What is asked: Without further comment, state how many lines in the listing below contain the word "text".

>>>

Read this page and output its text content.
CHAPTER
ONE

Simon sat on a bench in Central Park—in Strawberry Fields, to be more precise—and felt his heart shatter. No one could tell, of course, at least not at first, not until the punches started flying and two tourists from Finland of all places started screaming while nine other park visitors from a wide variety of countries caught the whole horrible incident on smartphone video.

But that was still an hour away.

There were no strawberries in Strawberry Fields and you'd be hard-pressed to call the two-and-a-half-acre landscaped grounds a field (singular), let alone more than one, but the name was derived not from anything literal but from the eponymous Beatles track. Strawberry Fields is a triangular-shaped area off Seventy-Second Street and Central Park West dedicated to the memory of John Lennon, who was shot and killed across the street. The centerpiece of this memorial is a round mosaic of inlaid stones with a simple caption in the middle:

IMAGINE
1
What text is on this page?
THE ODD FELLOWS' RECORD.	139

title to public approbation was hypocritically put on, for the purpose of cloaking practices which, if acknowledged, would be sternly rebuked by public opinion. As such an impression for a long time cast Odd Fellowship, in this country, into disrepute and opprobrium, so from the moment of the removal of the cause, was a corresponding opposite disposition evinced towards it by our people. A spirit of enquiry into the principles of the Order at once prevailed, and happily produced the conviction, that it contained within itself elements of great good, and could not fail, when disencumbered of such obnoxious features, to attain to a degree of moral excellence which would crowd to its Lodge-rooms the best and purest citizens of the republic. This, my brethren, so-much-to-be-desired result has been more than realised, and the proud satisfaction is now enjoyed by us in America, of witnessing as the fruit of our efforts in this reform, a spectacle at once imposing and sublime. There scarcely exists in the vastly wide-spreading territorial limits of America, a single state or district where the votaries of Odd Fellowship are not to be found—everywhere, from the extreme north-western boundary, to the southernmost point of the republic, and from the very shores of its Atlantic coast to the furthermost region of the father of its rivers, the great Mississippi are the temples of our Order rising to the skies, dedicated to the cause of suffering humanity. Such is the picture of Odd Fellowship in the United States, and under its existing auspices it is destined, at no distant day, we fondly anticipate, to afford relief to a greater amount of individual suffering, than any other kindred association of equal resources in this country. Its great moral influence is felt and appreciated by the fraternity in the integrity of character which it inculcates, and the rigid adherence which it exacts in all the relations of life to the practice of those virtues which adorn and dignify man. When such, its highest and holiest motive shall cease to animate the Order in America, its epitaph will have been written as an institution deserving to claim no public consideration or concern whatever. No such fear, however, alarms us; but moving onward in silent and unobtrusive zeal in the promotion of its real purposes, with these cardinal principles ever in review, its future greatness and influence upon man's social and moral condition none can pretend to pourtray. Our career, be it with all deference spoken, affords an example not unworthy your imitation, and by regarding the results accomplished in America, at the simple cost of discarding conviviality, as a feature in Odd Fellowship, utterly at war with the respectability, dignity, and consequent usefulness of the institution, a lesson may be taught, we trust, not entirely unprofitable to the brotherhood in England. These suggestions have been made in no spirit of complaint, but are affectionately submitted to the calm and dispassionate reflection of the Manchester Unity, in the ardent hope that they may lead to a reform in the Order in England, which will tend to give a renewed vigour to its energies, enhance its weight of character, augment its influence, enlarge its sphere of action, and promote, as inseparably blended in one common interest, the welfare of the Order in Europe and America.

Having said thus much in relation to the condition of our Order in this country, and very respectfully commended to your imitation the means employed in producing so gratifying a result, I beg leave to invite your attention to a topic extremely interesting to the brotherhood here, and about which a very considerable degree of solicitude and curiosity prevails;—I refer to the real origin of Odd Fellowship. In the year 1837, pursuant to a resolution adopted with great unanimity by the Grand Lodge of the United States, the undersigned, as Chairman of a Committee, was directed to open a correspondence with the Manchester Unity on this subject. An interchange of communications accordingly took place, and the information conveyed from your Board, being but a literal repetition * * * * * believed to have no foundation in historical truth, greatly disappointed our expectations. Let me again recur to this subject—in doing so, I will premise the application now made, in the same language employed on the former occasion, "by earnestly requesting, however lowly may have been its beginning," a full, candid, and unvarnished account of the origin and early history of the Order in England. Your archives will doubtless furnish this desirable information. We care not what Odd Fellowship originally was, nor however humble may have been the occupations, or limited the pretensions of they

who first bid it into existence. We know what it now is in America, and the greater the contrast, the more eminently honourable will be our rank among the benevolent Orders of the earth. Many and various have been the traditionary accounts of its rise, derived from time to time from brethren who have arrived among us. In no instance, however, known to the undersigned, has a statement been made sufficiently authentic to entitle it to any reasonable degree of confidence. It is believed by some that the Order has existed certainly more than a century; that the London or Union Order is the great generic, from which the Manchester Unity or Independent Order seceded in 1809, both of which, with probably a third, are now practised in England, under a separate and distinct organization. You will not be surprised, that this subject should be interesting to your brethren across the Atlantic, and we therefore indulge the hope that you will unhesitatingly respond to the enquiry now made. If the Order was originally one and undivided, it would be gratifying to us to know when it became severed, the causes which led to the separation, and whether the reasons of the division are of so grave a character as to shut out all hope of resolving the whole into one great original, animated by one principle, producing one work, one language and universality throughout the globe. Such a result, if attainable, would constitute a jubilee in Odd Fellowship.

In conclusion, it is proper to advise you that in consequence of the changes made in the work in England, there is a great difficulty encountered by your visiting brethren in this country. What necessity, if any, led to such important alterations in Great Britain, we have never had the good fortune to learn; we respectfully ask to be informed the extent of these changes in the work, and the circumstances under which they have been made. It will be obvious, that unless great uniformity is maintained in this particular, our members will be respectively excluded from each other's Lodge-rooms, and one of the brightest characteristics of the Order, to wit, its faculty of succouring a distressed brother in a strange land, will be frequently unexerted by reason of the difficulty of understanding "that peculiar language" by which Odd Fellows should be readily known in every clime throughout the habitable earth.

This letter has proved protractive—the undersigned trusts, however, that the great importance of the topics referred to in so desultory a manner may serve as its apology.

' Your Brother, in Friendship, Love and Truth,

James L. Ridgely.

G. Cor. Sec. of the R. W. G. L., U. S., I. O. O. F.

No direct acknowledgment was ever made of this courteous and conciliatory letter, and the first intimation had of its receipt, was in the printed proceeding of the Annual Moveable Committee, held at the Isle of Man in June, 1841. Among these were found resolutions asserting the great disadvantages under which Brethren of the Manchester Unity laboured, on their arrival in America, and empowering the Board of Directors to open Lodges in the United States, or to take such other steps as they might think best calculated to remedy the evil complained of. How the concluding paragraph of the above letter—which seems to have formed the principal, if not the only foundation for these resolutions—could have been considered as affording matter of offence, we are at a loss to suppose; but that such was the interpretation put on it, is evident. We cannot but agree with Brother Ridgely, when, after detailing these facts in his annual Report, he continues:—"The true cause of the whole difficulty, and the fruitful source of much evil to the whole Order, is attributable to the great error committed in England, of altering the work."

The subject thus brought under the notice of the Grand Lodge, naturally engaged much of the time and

<<<

Solution to the exercise: 2